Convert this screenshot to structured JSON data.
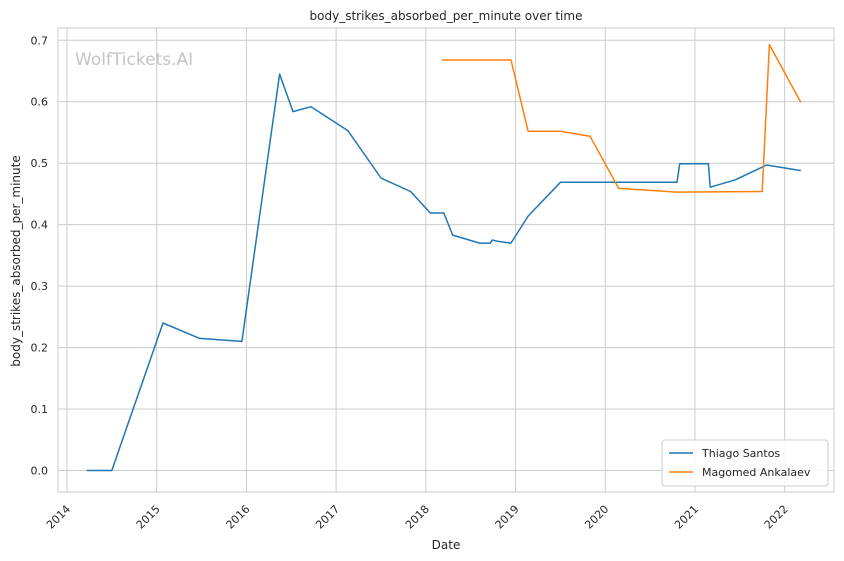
{
  "chart_data": {
    "type": "line",
    "title": "body_strikes_absorbed_per_minute over time",
    "xlabel": "Date",
    "ylabel": "body_strikes_absorbed_per_minute",
    "watermark": "WolfTickets.AI",
    "xlim": [
      2013.9,
      2022.55
    ],
    "ylim": [
      -0.035,
      0.72
    ],
    "x_ticks": [
      2014,
      2015,
      2016,
      2017,
      2018,
      2019,
      2020,
      2021,
      2022
    ],
    "x_tick_labels": [
      "2014",
      "2015",
      "2016",
      "2017",
      "2018",
      "2019",
      "2020",
      "2021",
      "2022"
    ],
    "y_ticks": [
      0.0,
      0.1,
      0.2,
      0.3,
      0.4,
      0.5,
      0.6,
      0.7
    ],
    "y_tick_labels": [
      "0.0",
      "0.1",
      "0.2",
      "0.3",
      "0.4",
      "0.5",
      "0.6",
      "0.7"
    ],
    "grid": true,
    "legend_position": "bottom-right",
    "series": [
      {
        "name": "Thiago Santos",
        "color": "#1f77b4",
        "x": [
          2014.22,
          2014.5,
          2015.07,
          2015.48,
          2015.95,
          2016.37,
          2016.52,
          2016.72,
          2017.13,
          2017.5,
          2017.83,
          2018.05,
          2018.2,
          2018.3,
          2018.6,
          2018.72,
          2018.74,
          2018.8,
          2018.95,
          2019.14,
          2019.5,
          2019.9,
          2020.3,
          2020.8,
          2020.83,
          2021.15,
          2021.17,
          2021.45,
          2021.8,
          2022.18
        ],
        "y": [
          0.0,
          0.0,
          0.24,
          0.215,
          0.21,
          0.645,
          0.584,
          0.592,
          0.553,
          0.476,
          0.454,
          0.419,
          0.419,
          0.383,
          0.37,
          0.37,
          0.375,
          0.373,
          0.37,
          0.414,
          0.469,
          0.469,
          0.469,
          0.469,
          0.499,
          0.499,
          0.461,
          0.473,
          0.497,
          0.488
        ]
      },
      {
        "name": "Magomed Ankalaev",
        "color": "#ff7f0e",
        "x": [
          2018.18,
          2018.95,
          2019.14,
          2019.5,
          2019.83,
          2020.15,
          2020.8,
          2021.75,
          2021.83,
          2022.18
        ],
        "y": [
          0.668,
          0.668,
          0.552,
          0.552,
          0.544,
          0.459,
          0.453,
          0.454,
          0.693,
          0.599
        ]
      }
    ]
  }
}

> **Task requirements**
Write out the records above exactly as they stand, leaving out every picture.

> **Complete output**
Convert this screenshot to structured JSON data.
{
  "chart_data": {
    "type": "line",
    "title": "body_strikes_absorbed_per_minute over time",
    "xlabel": "Date",
    "ylabel": "body_strikes_absorbed_per_minute",
    "watermark": "WolfTickets.AI",
    "xlim": [
      2013.9,
      2022.55
    ],
    "ylim": [
      -0.035,
      0.72
    ],
    "x_ticks": [
      2014,
      2015,
      2016,
      2017,
      2018,
      2019,
      2020,
      2021,
      2022
    ],
    "x_tick_labels": [
      "2014",
      "2015",
      "2016",
      "2017",
      "2018",
      "2019",
      "2020",
      "2021",
      "2022"
    ],
    "y_ticks": [
      0.0,
      0.1,
      0.2,
      0.3,
      0.4,
      0.5,
      0.6,
      0.7
    ],
    "y_tick_labels": [
      "0.0",
      "0.1",
      "0.2",
      "0.3",
      "0.4",
      "0.5",
      "0.6",
      "0.7"
    ],
    "grid": true,
    "legend_position": "bottom-right",
    "series": [
      {
        "name": "Thiago Santos",
        "color": "#1f77b4",
        "x": [
          2014.22,
          2014.5,
          2015.07,
          2015.48,
          2015.95,
          2016.37,
          2016.52,
          2016.72,
          2017.13,
          2017.5,
          2017.83,
          2018.05,
          2018.2,
          2018.3,
          2018.6,
          2018.72,
          2018.74,
          2018.8,
          2018.95,
          2019.14,
          2019.5,
          2019.9,
          2020.3,
          2020.8,
          2020.83,
          2021.15,
          2021.17,
          2021.45,
          2021.8,
          2022.18
        ],
        "y": [
          0.0,
          0.0,
          0.24,
          0.215,
          0.21,
          0.645,
          0.584,
          0.592,
          0.553,
          0.476,
          0.454,
          0.419,
          0.419,
          0.383,
          0.37,
          0.37,
          0.375,
          0.373,
          0.37,
          0.414,
          0.469,
          0.469,
          0.469,
          0.469,
          0.499,
          0.499,
          0.461,
          0.473,
          0.497,
          0.488
        ]
      },
      {
        "name": "Magomed Ankalaev",
        "color": "#ff7f0e",
        "x": [
          2018.18,
          2018.95,
          2019.14,
          2019.5,
          2019.83,
          2020.15,
          2020.8,
          2021.75,
          2021.83,
          2022.18
        ],
        "y": [
          0.668,
          0.668,
          0.552,
          0.552,
          0.544,
          0.459,
          0.453,
          0.454,
          0.693,
          0.599
        ]
      }
    ]
  }
}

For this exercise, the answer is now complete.